DATA TO PROCESS –
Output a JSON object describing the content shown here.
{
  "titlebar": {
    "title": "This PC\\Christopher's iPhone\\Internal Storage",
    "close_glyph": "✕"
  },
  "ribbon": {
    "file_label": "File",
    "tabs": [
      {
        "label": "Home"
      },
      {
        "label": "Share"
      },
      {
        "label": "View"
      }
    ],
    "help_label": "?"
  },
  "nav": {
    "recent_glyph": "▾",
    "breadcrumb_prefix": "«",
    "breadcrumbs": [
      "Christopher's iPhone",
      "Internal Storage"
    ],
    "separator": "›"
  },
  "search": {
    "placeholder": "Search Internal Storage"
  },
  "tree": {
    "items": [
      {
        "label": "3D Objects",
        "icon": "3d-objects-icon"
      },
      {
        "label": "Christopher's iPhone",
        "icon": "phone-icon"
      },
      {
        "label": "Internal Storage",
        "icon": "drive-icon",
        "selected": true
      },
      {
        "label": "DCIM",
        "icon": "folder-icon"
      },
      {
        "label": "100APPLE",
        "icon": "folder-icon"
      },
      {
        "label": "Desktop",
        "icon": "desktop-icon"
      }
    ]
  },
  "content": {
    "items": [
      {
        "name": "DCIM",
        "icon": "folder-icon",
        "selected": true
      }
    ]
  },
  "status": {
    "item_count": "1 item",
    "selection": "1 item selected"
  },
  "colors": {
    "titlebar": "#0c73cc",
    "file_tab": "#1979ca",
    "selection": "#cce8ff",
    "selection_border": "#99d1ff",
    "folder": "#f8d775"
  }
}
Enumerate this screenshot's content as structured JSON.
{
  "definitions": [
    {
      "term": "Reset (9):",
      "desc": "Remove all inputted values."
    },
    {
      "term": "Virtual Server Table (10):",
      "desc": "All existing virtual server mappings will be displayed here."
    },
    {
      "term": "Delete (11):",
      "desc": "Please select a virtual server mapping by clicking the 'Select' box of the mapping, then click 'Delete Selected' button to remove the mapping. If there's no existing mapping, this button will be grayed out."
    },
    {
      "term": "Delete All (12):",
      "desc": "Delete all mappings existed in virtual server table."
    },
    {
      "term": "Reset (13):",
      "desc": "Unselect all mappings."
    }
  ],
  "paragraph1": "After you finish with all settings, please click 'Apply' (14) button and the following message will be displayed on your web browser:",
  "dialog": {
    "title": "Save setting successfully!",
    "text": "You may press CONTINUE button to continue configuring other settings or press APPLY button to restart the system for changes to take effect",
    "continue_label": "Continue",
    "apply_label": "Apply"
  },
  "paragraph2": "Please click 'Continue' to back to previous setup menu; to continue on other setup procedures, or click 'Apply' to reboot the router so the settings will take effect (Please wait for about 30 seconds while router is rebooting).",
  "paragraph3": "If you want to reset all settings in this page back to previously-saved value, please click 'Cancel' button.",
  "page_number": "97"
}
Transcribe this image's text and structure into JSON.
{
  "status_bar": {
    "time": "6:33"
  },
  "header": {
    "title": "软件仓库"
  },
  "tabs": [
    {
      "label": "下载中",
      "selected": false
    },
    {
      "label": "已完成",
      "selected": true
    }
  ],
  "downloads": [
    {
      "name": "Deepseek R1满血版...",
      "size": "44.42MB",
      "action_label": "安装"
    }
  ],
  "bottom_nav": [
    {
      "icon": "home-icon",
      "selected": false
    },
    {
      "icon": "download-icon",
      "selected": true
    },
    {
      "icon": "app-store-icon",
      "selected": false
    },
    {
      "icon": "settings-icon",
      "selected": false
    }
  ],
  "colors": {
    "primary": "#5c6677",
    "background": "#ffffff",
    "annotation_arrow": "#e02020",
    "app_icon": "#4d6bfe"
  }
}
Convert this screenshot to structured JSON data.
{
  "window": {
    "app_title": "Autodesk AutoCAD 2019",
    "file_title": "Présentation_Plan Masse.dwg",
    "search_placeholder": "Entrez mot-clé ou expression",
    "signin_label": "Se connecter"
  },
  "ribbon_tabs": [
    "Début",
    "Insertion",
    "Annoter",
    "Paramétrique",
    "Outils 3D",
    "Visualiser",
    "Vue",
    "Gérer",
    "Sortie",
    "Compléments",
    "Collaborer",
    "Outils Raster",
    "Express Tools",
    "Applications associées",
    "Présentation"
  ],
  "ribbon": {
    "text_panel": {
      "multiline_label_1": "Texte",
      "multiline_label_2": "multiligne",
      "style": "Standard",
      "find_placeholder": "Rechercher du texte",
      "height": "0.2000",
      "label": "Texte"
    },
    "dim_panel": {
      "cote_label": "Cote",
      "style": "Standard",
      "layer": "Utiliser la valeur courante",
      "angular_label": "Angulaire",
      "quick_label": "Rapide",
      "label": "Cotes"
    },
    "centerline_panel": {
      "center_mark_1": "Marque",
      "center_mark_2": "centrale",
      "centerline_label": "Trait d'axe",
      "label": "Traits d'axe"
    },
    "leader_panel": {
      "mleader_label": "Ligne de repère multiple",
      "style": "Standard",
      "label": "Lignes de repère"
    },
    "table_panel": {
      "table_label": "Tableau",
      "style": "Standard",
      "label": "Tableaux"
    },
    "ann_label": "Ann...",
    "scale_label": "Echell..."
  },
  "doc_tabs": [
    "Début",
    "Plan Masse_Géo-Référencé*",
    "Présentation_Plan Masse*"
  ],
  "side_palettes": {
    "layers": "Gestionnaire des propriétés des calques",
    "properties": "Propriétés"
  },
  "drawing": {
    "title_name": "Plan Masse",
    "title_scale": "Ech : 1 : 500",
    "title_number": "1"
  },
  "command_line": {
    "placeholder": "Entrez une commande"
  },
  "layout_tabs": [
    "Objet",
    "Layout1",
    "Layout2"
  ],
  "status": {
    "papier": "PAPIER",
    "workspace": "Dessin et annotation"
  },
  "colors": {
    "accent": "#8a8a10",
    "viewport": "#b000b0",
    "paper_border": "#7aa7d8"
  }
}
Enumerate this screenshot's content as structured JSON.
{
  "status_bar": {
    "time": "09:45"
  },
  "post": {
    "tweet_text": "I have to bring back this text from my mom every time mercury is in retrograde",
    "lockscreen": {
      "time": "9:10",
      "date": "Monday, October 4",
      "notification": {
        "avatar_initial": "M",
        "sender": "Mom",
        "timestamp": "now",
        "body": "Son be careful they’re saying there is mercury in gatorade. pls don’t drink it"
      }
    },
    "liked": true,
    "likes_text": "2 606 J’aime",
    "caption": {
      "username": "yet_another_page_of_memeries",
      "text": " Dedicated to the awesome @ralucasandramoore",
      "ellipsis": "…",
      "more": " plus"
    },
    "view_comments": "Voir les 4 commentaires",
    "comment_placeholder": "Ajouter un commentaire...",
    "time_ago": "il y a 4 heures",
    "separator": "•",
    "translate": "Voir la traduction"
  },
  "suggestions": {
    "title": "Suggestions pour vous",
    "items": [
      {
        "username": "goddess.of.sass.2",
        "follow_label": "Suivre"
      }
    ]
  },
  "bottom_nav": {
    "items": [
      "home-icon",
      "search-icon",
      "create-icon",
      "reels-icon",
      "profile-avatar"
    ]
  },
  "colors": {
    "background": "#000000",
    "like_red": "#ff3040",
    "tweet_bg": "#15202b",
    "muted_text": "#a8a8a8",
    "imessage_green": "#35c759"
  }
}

WHAT YOU NEED TO DO – Extract from the data every line where "effect" shows up.

ANSWER TO THIS PROBLEM –
    "text": "You may press CONTINUE button to continue configuring other settings or press APPLY button to restart the system for changes to take effect",
  "paragraph2": "Please click 'Continue' to back to previous setup menu; to continue on other setup procedures, or click 'Apply' to reboot the router so the settings will take effect (Please wait for about 30 seconds while router is rebooting).",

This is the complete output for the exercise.